** Exercise description **
Every entry that follows should be reproduced exactly.

** Extracted data **
———
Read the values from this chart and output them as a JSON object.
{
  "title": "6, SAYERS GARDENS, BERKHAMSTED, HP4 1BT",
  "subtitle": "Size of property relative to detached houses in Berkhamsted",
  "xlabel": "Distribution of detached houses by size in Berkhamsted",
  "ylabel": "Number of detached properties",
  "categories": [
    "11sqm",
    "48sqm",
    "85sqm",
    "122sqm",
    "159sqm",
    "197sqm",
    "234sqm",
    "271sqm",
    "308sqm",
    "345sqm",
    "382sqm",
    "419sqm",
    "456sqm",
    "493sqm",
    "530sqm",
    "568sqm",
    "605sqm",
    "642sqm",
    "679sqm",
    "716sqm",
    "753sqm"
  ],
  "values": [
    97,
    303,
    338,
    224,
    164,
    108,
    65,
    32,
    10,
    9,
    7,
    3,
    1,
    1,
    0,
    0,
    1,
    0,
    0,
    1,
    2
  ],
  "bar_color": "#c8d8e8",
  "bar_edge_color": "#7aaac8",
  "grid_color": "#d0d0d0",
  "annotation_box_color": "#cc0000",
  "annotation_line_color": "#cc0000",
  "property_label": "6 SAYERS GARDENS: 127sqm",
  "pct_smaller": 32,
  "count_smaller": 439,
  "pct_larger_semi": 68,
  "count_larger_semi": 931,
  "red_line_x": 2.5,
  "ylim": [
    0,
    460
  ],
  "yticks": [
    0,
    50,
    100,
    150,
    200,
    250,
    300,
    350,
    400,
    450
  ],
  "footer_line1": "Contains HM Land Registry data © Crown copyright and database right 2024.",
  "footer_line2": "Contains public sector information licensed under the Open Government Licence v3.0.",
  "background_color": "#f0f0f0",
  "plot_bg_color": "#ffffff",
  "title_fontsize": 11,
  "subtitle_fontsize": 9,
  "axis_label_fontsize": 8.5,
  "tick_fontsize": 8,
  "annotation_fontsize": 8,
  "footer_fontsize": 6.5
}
———
** Task result **
Read the values from this chart and output them as a JSON object.
{
  "title": "6, SAYERS GARDENS, BERKHAMSTED, HP4 1BT",
  "subtitle": "Size of property relative to detached houses in Berkhamsted",
  "xlabel": "Distribution of detached houses by size in Berkhamsted",
  "ylabel": "Number of detached properties",
  "categories": [
    "11sqm",
    "48sqm",
    "85sqm",
    "122sqm",
    "159sqm",
    "197sqm",
    "234sqm",
    "271sqm",
    "308sqm",
    "345sqm",
    "382sqm",
    "419sqm",
    "456sqm",
    "493sqm",
    "530sqm",
    "568sqm",
    "605sqm",
    "642sqm",
    "679sqm",
    "716sqm",
    "753sqm"
  ],
  "values": [
    97,
    303,
    338,
    224,
    164,
    108,
    65,
    32,
    10,
    9,
    7,
    3,
    1,
    1,
    0,
    0,
    1,
    0,
    0,
    1,
    2
  ],
  "bar_color": "#c8d8e8",
  "bar_edge_color": "#7aaac8",
  "grid_color": "#d0d0d0",
  "annotation_box_color": "#cc0000",
  "annotation_line_color": "#cc0000",
  "property_label": "6 SAYERS GARDENS: 127sqm",
  "pct_smaller": 32,
  "count_smaller": 439,
  "pct_larger_semi": 68,
  "count_larger_semi": 931,
  "red_line_x": 2.5,
  "ylim": [
    0,
    460
  ],
  "yticks": [
    0,
    50,
    100,
    150,
    200,
    250,
    300,
    350,
    400,
    450
  ],
  "footer_line1": "Contains HM Land Registry data © Crown copyright and database right 2024.",
  "footer_line2": "Contains public sector information licensed under the Open Government Licence v3.0.",
  "background_color": "#f0f0f0",
  "plot_bg_color": "#ffffff",
  "title_fontsize": 11,
  "subtitle_fontsize": 9,
  "axis_label_fontsize": 8.5,
  "tick_fontsize": 8,
  "annotation_fontsize": 8,
  "footer_fontsize": 6.5
}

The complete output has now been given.